WRITTEN TASK ▸ Every line of the data must be copied exactly.

DATASET EXCERPTS ▸
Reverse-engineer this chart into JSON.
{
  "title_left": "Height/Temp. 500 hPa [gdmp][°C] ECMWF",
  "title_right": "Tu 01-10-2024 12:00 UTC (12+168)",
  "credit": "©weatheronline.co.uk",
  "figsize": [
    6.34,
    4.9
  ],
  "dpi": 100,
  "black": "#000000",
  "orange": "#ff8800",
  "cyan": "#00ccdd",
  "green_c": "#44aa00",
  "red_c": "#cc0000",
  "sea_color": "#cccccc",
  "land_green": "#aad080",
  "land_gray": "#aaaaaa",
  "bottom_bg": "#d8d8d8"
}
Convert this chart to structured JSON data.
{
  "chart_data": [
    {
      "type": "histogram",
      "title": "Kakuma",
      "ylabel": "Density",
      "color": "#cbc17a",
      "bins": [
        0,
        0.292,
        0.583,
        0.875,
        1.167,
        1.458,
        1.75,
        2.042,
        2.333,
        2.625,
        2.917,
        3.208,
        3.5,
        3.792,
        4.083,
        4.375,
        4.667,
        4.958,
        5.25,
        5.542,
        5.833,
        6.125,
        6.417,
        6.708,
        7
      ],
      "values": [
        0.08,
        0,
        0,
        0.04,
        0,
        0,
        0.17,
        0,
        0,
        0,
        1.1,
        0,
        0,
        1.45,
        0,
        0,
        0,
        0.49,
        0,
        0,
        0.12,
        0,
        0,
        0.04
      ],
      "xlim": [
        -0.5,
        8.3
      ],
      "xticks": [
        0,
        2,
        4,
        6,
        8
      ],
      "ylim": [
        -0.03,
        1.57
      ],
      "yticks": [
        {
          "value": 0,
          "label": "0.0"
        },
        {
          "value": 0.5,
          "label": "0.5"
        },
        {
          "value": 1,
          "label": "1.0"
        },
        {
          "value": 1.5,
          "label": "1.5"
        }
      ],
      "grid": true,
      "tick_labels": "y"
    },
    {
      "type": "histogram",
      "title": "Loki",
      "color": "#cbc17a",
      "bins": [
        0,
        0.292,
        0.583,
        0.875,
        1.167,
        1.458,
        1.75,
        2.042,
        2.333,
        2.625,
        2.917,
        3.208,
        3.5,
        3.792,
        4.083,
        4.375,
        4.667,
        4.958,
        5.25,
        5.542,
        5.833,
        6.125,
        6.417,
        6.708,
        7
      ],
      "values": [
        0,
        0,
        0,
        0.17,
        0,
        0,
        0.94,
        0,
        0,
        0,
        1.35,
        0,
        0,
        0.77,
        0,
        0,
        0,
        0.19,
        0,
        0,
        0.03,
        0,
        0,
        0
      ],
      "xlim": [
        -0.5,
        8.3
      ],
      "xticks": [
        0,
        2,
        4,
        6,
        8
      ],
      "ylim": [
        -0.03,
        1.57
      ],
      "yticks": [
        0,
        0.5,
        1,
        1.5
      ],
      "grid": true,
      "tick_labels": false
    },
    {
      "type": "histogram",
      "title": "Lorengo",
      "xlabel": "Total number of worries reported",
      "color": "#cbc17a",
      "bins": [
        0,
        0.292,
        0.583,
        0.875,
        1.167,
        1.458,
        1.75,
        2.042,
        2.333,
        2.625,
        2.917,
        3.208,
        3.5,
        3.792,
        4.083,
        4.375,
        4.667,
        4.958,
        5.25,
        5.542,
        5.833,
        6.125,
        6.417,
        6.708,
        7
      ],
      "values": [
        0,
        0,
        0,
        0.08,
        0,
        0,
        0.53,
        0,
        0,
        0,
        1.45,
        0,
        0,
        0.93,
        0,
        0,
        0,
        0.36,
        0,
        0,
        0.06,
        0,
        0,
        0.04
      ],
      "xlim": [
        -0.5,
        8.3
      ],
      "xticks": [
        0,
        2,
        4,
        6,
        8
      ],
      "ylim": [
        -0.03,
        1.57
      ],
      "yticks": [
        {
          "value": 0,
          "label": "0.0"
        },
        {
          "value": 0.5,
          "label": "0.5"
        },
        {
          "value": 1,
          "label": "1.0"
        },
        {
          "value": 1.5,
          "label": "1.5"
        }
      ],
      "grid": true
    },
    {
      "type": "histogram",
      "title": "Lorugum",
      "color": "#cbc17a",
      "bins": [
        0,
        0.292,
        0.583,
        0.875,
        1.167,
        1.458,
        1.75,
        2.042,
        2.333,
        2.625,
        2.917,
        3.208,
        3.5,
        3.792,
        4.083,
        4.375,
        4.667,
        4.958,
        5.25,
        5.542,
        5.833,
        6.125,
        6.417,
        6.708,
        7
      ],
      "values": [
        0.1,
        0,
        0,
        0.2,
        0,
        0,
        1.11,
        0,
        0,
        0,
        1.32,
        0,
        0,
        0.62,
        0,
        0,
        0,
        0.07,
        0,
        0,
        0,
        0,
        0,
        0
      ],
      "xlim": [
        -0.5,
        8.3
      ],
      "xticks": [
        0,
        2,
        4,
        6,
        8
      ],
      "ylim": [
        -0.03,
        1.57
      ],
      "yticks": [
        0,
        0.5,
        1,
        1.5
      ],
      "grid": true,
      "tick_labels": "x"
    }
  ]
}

COMPLETE OUTPUT ▸
Reverse-engineer this chart into JSON.
{
  "title_left": "Height/Temp. 500 hPa [gdmp][°C] ECMWF",
  "title_right": "Tu 01-10-2024 12:00 UTC (12+168)",
  "credit": "©weatheronline.co.uk",
  "figsize": [
    6.34,
    4.9
  ],
  "dpi": 100,
  "black": "#000000",
  "orange": "#ff8800",
  "cyan": "#00ccdd",
  "green_c": "#44aa00",
  "red_c": "#cc0000",
  "sea_color": "#cccccc",
  "land_green": "#aad080",
  "land_gray": "#aaaaaa",
  "bottom_bg": "#d8d8d8"
}
Convert this chart to structured JSON data.
{
  "chart_data": [
    {
      "type": "histogram",
      "title": "Kakuma",
      "ylabel": "Density",
      "color": "#cbc17a",
      "bins": [
        0,
        0.292,
        0.583,
        0.875,
        1.167,
        1.458,
        1.75,
        2.042,
        2.333,
        2.625,
        2.917,
        3.208,
        3.5,
        3.792,
        4.083,
        4.375,
        4.667,
        4.958,
        5.25,
        5.542,
        5.833,
        6.125,
        6.417,
        6.708,
        7
      ],
      "values": [
        0.08,
        0,
        0,
        0.04,
        0,
        0,
        0.17,
        0,
        0,
        0,
        1.1,
        0,
        0,
        1.45,
        0,
        0,
        0,
        0.49,
        0,
        0,
        0.12,
        0,
        0,
        0.04
      ],
      "xlim": [
        -0.5,
        8.3
      ],
      "xticks": [
        0,
        2,
        4,
        6,
        8
      ],
      "ylim": [
        -0.03,
        1.57
      ],
      "yticks": [
        {
          "value": 0,
          "label": "0.0"
        },
        {
          "value": 0.5,
          "label": "0.5"
        },
        {
          "value": 1,
          "label": "1.0"
        },
        {
          "value": 1.5,
          "label": "1.5"
        }
      ],
      "grid": true,
      "tick_labels": "y"
    },
    {
      "type": "histogram",
      "title": "Loki",
      "color": "#cbc17a",
      "bins": [
        0,
        0.292,
        0.583,
        0.875,
        1.167,
        1.458,
        1.75,
        2.042,
        2.333,
        2.625,
        2.917,
        3.208,
        3.5,
        3.792,
        4.083,
        4.375,
        4.667,
        4.958,
        5.25,
        5.542,
        5.833,
        6.125,
        6.417,
        6.708,
        7
      ],
      "values": [
        0,
        0,
        0,
        0.17,
        0,
        0,
        0.94,
        0,
        0,
        0,
        1.35,
        0,
        0,
        0.77,
        0,
        0,
        0,
        0.19,
        0,
        0,
        0.03,
        0,
        0,
        0
      ],
      "xlim": [
        -0.5,
        8.3
      ],
      "xticks": [
        0,
        2,
        4,
        6,
        8
      ],
      "ylim": [
        -0.03,
        1.57
      ],
      "yticks": [
        0,
        0.5,
        1,
        1.5
      ],
      "grid": true,
      "tick_labels": false
    },
    {
      "type": "histogram",
      "title": "Lorengo",
      "xlabel": "Total number of worries reported",
      "color": "#cbc17a",
      "bins": [
        0,
        0.292,
        0.583,
        0.875,
        1.167,
        1.458,
        1.75,
        2.042,
        2.333,
        2.625,
        2.917,
        3.208,
        3.5,
        3.792,
        4.083,
        4.375,
        4.667,
        4.958,
        5.25,
        5.542,
        5.833,
        6.125,
        6.417,
        6.708,
        7
      ],
      "values": [
        0,
        0,
        0,
        0.08,
        0,
        0,
        0.53,
        0,
        0,
        0,
        1.45,
        0,
        0,
        0.93,
        0,
        0,
        0,
        0.36,
        0,
        0,
        0.06,
        0,
        0,
        0.04
      ],
      "xlim": [
        -0.5,
        8.3
      ],
      "xticks": [
        0,
        2,
        4,
        6,
        8
      ],
      "ylim": [
        -0.03,
        1.57
      ],
      "yticks": [
        {
          "value": 0,
          "label": "0.0"
        },
        {
          "value": 0.5,
          "label": "0.5"
        },
        {
          "value": 1,
          "label": "1.0"
        },
        {
          "value": 1.5,
          "label": "1.5"
        }
      ],
      "grid": true
    },
    {
      "type": "histogram",
      "title": "Lorugum",
      "color": "#cbc17a",
      "bins": [
        0,
        0.292,
        0.583,
        0.875,
        1.167,
        1.458,
        1.75,
        2.042,
        2.333,
        2.625,
        2.917,
        3.208,
        3.5,
        3.792,
        4.083,
        4.375,
        4.667,
        4.958,
        5.25,
        5.542,
        5.833,
        6.125,
        6.417,
        6.708,
        7
      ],
      "values": [
        0.1,
        0,
        0,
        0.2,
        0,
        0,
        1.11,
        0,
        0,
        0,
        1.32,
        0,
        0,
        0.62,
        0,
        0,
        0,
        0.07,
        0,
        0,
        0,
        0,
        0,
        0
      ],
      "xlim": [
        -0.5,
        8.3
      ],
      "xticks": [
        0,
        2,
        4,
        6,
        8
      ],
      "ylim": [
        -0.03,
        1.57
      ],
      "yticks": [
        0,
        0.5,
        1,
        1.5
      ],
      "grid": true,
      "tick_labels": "x"
    }
  ]
}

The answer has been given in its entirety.